-- REQUEST --
Start at the line containing "Transcribe this image's" and transcribe every line exactly through the end of the records below, and only those lines.
☆ ☆ ☆ ☆
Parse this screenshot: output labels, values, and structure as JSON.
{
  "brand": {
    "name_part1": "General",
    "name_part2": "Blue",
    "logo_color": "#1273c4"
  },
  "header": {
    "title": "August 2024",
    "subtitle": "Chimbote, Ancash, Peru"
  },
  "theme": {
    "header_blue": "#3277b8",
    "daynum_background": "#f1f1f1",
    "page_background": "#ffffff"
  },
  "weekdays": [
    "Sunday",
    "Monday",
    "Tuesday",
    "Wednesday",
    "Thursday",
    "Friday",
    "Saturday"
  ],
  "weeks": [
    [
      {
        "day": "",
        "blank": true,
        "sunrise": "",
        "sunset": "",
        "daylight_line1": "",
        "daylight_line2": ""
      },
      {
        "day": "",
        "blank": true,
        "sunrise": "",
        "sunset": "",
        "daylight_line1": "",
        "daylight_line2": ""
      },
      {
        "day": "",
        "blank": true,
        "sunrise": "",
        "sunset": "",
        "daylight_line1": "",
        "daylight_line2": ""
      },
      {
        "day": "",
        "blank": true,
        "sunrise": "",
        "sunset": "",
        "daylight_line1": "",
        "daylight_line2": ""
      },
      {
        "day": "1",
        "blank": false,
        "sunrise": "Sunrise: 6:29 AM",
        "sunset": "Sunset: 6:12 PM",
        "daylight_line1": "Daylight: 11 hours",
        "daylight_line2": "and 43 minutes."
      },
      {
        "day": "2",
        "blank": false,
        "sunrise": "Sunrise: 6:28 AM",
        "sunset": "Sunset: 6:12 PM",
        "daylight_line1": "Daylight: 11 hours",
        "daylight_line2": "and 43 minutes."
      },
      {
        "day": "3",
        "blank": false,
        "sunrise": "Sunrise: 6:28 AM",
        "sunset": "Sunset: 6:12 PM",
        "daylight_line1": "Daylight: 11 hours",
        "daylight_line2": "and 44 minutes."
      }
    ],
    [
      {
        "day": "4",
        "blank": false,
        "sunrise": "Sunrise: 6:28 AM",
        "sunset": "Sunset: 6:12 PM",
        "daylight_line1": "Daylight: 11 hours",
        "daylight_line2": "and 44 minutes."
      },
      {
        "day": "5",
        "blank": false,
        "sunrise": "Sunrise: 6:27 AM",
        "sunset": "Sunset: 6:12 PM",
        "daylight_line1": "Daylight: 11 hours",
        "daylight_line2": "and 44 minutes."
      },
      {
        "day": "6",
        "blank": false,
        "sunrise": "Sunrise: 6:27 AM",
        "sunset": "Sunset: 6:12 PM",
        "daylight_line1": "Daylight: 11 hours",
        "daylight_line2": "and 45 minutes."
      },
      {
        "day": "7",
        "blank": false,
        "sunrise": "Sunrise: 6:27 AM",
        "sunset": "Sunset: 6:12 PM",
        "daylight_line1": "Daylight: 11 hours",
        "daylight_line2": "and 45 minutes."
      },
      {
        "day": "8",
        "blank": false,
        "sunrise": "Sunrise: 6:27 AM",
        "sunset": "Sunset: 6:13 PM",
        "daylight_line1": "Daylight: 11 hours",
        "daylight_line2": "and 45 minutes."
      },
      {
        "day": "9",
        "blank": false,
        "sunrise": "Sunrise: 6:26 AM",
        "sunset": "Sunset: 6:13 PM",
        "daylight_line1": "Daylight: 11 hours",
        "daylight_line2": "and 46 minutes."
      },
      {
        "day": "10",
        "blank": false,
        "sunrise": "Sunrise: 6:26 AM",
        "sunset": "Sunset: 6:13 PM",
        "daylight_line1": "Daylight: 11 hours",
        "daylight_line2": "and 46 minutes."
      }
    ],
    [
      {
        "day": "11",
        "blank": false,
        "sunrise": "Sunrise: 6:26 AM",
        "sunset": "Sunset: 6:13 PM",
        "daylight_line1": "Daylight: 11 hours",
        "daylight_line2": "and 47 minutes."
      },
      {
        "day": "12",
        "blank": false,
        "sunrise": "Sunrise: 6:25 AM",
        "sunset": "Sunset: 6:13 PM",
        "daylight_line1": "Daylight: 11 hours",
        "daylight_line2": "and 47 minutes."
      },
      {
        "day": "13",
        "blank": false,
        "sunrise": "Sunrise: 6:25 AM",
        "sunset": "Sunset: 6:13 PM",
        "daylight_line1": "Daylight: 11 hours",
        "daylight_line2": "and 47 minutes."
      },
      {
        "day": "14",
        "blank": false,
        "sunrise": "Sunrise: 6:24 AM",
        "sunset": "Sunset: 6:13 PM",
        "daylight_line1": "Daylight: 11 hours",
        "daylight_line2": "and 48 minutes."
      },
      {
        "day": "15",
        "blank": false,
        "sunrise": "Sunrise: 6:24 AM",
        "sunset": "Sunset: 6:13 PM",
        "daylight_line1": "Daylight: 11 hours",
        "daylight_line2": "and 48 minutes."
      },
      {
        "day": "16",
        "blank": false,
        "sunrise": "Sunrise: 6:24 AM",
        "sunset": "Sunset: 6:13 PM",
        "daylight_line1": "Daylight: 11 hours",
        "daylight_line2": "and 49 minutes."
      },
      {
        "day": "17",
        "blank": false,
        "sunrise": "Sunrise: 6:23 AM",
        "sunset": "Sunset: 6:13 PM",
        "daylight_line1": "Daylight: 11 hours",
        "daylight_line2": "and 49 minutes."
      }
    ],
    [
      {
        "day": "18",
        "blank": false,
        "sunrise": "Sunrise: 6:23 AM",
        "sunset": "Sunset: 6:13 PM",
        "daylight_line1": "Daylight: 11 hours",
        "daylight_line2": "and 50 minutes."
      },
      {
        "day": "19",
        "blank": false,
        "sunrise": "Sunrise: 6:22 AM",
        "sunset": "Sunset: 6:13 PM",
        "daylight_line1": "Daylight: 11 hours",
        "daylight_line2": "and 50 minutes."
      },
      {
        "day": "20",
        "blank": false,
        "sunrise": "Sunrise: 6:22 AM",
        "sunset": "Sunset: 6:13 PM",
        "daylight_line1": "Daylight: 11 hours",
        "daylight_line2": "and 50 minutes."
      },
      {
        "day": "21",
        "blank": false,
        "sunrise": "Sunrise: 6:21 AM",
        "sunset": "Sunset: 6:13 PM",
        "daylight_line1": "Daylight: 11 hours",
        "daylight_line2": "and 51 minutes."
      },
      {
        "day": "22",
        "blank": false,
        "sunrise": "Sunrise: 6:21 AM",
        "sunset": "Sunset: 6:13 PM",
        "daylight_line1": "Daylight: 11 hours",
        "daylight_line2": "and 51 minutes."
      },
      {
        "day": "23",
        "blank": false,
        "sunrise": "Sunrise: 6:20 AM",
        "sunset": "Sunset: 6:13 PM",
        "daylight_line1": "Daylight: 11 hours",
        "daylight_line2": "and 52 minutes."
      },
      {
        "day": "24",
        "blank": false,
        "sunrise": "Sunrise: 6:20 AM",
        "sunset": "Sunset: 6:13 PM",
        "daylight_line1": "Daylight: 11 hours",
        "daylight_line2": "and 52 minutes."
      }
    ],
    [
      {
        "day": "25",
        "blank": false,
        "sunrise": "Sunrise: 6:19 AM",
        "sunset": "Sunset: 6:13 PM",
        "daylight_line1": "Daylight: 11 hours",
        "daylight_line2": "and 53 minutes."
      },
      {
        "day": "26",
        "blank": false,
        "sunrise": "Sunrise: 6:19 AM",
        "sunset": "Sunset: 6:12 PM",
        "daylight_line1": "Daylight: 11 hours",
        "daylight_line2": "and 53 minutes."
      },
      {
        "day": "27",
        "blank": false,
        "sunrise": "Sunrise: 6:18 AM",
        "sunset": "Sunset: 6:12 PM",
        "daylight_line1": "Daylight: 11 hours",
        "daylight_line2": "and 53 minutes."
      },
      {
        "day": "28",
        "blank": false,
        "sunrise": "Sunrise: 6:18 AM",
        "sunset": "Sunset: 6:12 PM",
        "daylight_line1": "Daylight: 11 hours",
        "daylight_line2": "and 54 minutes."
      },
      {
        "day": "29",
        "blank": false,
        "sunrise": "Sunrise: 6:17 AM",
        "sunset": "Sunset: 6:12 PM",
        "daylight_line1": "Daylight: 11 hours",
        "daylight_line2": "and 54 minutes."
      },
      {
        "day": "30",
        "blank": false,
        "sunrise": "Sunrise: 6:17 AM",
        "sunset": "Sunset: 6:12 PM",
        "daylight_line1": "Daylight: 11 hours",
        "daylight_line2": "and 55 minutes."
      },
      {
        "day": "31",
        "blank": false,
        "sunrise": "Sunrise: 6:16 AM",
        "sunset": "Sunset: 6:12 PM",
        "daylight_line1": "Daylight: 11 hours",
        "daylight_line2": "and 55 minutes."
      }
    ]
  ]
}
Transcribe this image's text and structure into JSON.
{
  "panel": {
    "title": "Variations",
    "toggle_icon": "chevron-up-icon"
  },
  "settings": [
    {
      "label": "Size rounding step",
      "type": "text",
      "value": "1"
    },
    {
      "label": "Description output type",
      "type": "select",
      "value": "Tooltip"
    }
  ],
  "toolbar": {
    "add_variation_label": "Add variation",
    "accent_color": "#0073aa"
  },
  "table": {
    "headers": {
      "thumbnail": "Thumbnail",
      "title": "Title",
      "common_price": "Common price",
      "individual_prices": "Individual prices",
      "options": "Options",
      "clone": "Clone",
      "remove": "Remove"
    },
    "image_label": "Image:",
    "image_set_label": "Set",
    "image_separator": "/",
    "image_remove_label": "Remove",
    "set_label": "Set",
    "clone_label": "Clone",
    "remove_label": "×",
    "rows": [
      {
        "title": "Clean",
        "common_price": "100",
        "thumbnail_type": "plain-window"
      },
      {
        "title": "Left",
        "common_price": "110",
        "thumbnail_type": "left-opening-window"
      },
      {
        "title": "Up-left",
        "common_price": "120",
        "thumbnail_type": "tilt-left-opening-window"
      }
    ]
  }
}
☆ ☆ ☆ ☆
-- EXERCISE OUTPUT --
Transcribe this image's text and structure into JSON.
{
  "panel": {
    "title": "Variations",
    "toggle_icon": "chevron-up-icon"
  },
  "settings": [
    {
      "label": "Size rounding step",
      "type": "text",
      "value": "1"
    },
    {
      "label": "Description output type",
      "type": "select",
      "value": "Tooltip"
    }
  ],
  "toolbar": {
    "add_variation_label": "Add variation",
    "accent_color": "#0073aa"
  },
  "table": {
    "headers": {
      "thumbnail": "Thumbnail",
      "title": "Title",
      "common_price": "Common price",
      "individual_prices": "Individual prices",
      "options": "Options",
      "clone": "Clone",
      "remove": "Remove"
    },
    "image_label": "Image:",
    "image_set_label": "Set",
    "image_separator": "/",
    "image_remove_label": "Remove",
    "set_label": "Set",
    "clone_label": "Clone",
    "remove_label": "×",
    "rows": [
      {
        "title": "Clean",
        "common_price": "100",
        "thumbnail_type": "plain-window"
      },
      {
        "title": "Left",
        "common_price": "110",
        "thumbnail_type": "left-opening-window"
      },
      {
        "title": "Up-left",
        "common_price": "120",
        "thumbnail_type": "tilt-left-opening-window"
      }
    ]
  }
}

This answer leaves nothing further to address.